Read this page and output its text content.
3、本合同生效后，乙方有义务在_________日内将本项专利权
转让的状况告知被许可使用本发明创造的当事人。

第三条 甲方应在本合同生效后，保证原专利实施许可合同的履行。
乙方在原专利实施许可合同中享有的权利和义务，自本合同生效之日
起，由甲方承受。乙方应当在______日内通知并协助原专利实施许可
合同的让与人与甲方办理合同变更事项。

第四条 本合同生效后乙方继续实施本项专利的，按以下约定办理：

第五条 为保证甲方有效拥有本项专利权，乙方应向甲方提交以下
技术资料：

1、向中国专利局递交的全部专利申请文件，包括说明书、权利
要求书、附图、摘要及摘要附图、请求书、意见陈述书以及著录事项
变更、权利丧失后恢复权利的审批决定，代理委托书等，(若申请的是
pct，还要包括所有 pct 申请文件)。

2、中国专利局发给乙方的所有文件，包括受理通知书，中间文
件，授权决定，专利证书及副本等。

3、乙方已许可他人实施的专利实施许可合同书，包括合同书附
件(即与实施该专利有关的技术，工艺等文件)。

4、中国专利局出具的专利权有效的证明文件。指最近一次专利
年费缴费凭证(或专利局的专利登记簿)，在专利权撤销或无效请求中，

==============================

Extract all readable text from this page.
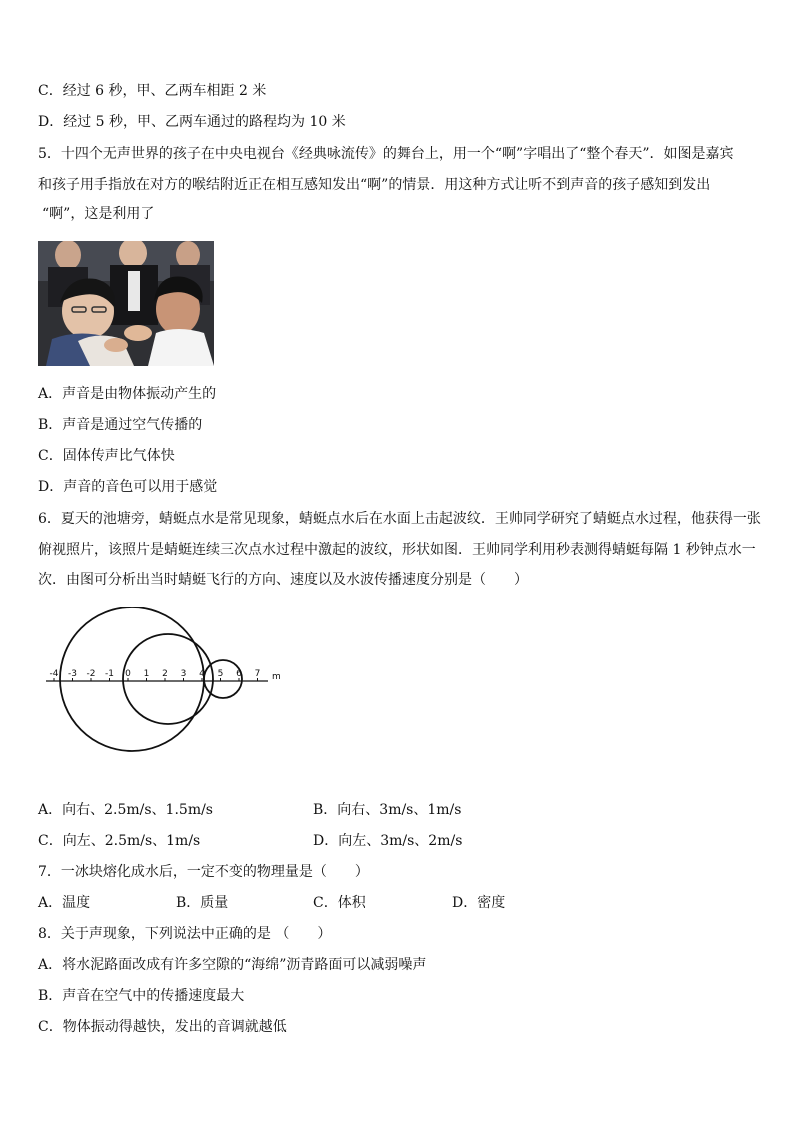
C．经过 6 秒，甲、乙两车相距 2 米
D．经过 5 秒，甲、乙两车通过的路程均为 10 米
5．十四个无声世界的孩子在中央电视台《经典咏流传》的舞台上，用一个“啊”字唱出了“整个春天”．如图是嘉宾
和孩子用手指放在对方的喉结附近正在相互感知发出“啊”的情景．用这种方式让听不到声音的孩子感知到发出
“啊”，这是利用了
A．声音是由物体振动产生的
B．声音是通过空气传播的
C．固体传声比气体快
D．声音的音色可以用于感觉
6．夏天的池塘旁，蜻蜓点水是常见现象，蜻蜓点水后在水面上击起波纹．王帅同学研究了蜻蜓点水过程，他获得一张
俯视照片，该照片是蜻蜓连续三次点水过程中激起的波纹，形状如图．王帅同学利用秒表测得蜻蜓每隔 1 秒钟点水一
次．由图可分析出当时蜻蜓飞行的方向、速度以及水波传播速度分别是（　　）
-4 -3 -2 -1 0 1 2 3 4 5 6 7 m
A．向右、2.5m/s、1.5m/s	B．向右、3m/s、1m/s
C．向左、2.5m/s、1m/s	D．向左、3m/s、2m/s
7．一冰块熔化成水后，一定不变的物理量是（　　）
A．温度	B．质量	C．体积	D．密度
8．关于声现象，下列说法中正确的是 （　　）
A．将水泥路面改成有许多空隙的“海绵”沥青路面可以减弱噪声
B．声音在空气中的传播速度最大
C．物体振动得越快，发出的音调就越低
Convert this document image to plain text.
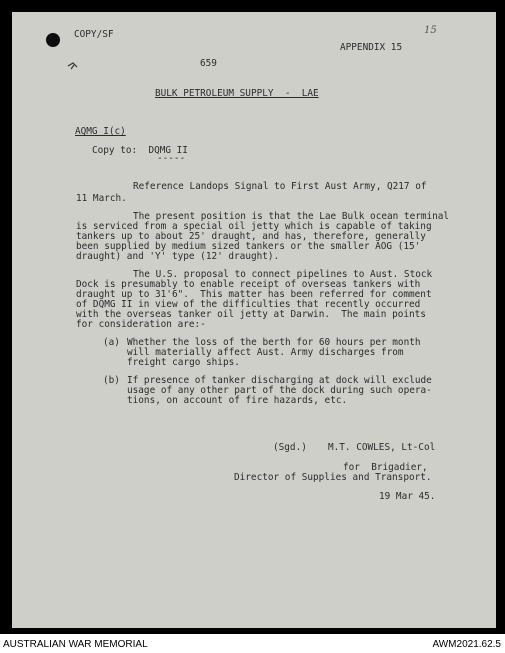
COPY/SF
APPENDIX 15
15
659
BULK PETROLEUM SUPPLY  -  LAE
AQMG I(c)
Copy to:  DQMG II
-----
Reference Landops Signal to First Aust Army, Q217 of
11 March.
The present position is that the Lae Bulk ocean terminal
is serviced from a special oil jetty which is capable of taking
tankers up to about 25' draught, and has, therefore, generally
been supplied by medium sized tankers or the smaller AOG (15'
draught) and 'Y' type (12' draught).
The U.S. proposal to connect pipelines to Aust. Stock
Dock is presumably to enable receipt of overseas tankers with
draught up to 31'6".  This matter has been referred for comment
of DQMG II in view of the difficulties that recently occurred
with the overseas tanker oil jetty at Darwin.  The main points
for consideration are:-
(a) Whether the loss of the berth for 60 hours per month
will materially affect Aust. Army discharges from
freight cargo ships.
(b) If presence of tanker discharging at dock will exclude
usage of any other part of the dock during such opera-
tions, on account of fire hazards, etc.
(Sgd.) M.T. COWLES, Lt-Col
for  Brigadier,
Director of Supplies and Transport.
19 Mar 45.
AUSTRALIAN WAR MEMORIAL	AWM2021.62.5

==============================

GIVEN REQUEST :: Read the entries and select each line where the word "that" is found.

TASK RESPONSE ::
The present position is that the Lae Bulk ocean terminal
of DQMG II in view of the difficulties that recently occurred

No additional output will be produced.